(Data entries)
==*==

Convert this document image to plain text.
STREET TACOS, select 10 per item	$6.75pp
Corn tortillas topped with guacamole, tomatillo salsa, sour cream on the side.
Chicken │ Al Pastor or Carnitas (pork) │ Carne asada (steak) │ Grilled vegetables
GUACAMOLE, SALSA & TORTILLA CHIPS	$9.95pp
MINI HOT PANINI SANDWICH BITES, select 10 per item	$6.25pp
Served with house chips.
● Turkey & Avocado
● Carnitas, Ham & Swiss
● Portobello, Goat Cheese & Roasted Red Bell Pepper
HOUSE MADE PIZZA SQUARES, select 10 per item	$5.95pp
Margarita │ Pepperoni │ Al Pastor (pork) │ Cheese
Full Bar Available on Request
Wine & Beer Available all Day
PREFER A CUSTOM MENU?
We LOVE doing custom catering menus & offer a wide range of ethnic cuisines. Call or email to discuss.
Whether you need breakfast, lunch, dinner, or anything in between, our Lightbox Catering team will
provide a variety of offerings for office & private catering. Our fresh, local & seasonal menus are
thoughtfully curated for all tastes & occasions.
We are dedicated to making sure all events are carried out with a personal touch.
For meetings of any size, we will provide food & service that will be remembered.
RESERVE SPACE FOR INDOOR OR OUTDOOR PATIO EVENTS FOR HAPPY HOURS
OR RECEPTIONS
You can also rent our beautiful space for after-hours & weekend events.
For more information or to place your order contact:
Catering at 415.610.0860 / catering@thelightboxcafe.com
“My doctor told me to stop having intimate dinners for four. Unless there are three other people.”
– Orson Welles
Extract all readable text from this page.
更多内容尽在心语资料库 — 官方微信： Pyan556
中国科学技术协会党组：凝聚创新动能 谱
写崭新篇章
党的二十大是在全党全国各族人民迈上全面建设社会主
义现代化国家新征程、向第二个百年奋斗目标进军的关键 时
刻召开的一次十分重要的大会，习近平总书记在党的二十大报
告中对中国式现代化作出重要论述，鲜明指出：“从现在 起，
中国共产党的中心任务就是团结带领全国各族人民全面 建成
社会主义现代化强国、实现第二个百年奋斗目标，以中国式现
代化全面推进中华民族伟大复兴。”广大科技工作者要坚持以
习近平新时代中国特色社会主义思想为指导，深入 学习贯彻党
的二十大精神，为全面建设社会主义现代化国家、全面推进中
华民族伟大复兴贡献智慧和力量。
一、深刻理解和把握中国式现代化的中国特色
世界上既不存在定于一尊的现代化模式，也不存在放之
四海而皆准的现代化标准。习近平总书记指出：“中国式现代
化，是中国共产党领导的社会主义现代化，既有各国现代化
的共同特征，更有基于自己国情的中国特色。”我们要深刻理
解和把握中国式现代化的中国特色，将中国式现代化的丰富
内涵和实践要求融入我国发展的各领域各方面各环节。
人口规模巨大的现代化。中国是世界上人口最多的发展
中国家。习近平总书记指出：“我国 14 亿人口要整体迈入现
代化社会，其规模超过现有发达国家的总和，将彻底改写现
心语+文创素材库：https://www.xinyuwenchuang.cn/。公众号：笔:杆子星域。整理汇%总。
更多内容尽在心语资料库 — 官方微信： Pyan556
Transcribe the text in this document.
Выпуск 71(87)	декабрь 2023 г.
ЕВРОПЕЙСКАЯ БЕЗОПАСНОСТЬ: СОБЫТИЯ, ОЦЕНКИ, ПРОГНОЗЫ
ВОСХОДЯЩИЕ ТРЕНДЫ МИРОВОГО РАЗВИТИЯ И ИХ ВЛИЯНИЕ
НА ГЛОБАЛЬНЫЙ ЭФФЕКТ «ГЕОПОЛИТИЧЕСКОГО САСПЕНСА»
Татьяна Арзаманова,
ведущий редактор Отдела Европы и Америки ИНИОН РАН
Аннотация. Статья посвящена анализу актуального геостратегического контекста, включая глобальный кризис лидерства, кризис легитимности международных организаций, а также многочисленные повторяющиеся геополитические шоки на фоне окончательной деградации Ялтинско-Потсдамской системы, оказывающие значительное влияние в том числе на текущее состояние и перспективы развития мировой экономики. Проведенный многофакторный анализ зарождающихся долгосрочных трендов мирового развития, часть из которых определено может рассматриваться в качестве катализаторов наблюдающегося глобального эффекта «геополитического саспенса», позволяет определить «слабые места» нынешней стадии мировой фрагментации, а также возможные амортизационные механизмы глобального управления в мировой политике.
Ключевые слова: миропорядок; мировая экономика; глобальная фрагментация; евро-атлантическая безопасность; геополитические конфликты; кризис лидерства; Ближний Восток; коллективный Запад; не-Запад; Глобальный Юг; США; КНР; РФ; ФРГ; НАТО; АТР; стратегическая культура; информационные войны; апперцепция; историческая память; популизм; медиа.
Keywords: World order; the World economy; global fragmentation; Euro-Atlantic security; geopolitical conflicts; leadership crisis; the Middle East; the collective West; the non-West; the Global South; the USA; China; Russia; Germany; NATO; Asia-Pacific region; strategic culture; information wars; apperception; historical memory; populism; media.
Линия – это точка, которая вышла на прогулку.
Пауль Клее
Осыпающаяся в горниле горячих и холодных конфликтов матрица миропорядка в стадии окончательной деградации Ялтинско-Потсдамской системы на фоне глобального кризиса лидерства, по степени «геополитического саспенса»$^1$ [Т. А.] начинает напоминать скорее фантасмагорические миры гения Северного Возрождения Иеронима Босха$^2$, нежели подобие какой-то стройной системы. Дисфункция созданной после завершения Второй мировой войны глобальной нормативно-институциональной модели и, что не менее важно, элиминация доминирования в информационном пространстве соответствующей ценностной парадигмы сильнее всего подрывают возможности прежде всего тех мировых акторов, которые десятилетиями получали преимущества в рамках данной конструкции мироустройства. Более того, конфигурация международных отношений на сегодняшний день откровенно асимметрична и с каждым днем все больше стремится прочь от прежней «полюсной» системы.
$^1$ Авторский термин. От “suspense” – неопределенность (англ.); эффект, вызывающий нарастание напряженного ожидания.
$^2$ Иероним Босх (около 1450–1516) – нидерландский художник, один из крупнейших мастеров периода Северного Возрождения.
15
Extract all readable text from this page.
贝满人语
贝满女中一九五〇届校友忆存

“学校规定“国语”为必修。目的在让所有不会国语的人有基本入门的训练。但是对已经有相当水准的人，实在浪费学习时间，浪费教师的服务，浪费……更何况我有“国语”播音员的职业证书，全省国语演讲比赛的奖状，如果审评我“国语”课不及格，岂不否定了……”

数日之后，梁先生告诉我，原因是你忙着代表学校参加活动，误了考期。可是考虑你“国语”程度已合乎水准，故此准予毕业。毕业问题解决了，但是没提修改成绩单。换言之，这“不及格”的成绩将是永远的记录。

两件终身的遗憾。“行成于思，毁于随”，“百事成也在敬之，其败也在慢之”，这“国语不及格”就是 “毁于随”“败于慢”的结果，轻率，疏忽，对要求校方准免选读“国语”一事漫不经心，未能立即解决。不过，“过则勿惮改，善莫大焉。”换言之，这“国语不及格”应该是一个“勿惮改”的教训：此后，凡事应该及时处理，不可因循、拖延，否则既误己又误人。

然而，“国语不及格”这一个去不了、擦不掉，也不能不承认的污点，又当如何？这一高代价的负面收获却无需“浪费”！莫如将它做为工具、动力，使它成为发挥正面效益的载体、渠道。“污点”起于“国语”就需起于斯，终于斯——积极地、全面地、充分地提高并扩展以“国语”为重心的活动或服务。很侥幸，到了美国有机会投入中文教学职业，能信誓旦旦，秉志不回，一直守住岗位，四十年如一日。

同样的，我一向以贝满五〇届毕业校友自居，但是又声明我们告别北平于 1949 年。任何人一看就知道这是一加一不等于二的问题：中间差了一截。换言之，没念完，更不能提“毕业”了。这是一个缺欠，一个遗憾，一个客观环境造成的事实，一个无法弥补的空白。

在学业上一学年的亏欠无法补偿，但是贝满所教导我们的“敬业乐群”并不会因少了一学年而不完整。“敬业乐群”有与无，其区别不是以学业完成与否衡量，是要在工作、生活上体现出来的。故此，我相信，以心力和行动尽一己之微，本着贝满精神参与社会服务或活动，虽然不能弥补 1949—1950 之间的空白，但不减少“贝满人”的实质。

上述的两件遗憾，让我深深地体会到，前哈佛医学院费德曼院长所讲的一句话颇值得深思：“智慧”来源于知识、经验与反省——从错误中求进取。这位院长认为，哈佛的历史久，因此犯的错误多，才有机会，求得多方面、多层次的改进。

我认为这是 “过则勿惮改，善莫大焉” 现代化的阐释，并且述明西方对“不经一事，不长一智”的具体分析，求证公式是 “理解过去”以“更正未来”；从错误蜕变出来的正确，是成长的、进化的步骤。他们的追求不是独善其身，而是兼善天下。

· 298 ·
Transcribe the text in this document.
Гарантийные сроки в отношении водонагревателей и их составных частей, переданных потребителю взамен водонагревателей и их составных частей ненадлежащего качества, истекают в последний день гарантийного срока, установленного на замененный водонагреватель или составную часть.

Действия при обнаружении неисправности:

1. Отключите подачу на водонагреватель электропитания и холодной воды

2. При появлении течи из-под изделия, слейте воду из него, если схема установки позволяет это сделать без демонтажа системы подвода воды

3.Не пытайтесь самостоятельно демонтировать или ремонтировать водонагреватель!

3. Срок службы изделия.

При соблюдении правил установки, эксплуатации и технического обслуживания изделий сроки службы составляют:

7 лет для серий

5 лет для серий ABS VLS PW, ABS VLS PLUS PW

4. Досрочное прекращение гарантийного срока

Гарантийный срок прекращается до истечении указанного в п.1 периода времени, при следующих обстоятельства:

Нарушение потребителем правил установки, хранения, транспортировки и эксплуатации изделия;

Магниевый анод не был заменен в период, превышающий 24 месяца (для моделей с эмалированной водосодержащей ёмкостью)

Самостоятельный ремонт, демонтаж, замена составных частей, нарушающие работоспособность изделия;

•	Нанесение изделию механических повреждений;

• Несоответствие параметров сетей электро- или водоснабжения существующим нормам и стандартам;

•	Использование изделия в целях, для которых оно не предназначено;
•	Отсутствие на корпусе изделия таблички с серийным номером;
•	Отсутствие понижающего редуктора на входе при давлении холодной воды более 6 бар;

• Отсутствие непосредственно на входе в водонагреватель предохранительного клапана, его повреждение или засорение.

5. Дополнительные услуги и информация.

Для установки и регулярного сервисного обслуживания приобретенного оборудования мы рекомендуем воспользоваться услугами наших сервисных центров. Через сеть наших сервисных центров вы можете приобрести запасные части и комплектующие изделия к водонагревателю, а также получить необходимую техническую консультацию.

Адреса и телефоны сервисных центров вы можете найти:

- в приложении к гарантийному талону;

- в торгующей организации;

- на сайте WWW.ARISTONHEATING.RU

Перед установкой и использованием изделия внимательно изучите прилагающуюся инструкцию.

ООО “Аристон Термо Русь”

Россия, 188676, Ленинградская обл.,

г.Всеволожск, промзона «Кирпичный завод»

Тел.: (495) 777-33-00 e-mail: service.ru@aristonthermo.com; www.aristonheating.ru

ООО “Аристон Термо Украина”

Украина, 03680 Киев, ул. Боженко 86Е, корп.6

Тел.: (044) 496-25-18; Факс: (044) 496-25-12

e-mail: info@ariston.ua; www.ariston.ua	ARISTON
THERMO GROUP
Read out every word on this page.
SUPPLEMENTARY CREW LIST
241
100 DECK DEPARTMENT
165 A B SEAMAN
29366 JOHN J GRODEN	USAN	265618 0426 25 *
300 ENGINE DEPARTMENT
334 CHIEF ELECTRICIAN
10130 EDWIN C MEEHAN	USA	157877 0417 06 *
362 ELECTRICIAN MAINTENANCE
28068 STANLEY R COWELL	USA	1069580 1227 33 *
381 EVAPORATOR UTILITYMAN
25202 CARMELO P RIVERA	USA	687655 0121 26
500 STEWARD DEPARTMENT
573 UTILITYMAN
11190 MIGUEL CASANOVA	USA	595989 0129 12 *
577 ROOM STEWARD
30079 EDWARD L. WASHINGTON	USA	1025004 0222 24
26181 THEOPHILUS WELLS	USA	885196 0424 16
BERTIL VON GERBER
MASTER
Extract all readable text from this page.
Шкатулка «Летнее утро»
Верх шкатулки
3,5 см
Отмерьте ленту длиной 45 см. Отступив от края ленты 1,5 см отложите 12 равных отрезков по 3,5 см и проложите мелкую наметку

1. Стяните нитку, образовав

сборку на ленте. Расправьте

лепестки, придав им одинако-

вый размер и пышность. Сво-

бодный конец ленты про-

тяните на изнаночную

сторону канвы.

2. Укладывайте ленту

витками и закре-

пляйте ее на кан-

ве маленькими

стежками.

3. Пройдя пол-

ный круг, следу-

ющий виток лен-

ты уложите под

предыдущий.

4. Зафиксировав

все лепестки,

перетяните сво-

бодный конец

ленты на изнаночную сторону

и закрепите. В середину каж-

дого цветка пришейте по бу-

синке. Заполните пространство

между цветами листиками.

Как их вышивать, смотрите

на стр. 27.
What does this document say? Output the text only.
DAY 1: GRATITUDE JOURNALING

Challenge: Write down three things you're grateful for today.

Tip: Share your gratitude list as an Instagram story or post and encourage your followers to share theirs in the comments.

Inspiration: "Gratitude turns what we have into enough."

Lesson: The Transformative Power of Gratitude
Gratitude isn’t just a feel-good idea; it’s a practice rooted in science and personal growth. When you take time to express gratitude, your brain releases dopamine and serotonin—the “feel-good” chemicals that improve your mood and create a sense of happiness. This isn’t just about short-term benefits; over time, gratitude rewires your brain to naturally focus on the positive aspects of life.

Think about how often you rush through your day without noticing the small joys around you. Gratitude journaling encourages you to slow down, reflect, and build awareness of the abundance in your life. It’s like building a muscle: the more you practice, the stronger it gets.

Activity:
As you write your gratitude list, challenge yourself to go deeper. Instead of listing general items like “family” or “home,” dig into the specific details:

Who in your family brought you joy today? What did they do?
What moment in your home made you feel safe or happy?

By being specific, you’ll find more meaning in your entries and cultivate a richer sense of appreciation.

==*==

▶ _GOAL OF THE EXERCISE_:
How many lines of the data hold the string "menus"? Reply with the number alone.

▶ _SOLUTION TO THE PROBLEM_:
2